Quote the lines from the line holding "Parse this screenshot: output" to the very end of the listing, exactly, and no others.

*** RECORD SET

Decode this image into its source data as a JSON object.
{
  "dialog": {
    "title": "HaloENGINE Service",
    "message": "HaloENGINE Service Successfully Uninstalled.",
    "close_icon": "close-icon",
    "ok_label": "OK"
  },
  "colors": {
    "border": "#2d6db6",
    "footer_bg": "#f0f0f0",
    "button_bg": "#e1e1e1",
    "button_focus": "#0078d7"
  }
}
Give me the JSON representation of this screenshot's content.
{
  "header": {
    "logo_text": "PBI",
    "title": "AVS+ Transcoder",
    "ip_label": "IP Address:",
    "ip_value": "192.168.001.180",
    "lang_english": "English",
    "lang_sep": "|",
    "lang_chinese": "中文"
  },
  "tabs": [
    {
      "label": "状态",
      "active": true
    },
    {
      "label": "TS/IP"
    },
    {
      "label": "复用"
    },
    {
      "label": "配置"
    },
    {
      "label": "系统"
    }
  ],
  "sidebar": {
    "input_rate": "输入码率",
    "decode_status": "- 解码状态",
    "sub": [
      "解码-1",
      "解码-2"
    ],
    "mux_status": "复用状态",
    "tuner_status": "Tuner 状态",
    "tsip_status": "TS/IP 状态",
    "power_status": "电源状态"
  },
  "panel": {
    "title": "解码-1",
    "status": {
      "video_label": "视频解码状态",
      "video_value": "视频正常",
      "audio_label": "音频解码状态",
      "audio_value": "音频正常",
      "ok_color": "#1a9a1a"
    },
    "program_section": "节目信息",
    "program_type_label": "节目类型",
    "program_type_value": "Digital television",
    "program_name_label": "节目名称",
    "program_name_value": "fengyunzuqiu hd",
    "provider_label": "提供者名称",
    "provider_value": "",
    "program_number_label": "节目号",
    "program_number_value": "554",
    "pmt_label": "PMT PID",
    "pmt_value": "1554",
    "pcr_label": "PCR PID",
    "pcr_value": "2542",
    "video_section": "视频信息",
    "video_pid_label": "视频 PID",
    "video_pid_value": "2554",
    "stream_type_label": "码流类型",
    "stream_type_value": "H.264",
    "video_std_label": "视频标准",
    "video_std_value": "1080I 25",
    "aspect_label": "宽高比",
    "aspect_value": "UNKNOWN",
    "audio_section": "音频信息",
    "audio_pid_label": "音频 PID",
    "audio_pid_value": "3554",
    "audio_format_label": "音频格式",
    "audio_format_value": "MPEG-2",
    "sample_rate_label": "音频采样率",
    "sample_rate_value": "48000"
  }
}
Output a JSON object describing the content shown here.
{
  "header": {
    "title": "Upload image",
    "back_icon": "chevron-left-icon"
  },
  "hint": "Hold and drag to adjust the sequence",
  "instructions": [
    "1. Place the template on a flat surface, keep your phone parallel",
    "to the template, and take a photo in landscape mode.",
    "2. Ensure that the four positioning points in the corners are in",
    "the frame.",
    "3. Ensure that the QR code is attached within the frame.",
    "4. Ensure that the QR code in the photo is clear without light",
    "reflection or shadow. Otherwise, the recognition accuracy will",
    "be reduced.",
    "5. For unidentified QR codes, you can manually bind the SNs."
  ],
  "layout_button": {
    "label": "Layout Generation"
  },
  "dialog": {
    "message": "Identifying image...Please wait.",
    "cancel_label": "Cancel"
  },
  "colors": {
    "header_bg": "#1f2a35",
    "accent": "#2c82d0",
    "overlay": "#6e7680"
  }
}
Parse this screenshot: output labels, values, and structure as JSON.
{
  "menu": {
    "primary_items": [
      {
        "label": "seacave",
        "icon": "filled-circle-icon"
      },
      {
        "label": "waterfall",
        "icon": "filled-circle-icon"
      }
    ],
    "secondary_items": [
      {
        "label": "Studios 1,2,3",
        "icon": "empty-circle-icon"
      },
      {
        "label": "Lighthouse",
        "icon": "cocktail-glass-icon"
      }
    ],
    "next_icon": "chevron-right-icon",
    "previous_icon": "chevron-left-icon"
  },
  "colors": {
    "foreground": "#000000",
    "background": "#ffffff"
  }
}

******

--- SOLUTION ---
Parse this screenshot: output labels, values, and structure as JSON.
{
  "menu": {
    "primary_items": [
      {
        "label": "seacave",
        "icon": "filled-circle-icon"
      },
      {
        "label": "waterfall",
        "icon": "filled-circle-icon"
      }
    ],
    "secondary_items": [
      {
        "label": "Studios 1,2,3",
        "icon": "empty-circle-icon"
      },
      {
        "label": "Lighthouse",
        "icon": "cocktail-glass-icon"
      }
    ],
    "next_icon": "chevron-right-icon",
    "previous_icon": "chevron-left-icon"
  },
  "colors": {
    "foreground": "#000000",
    "background": "#ffffff"
  }
}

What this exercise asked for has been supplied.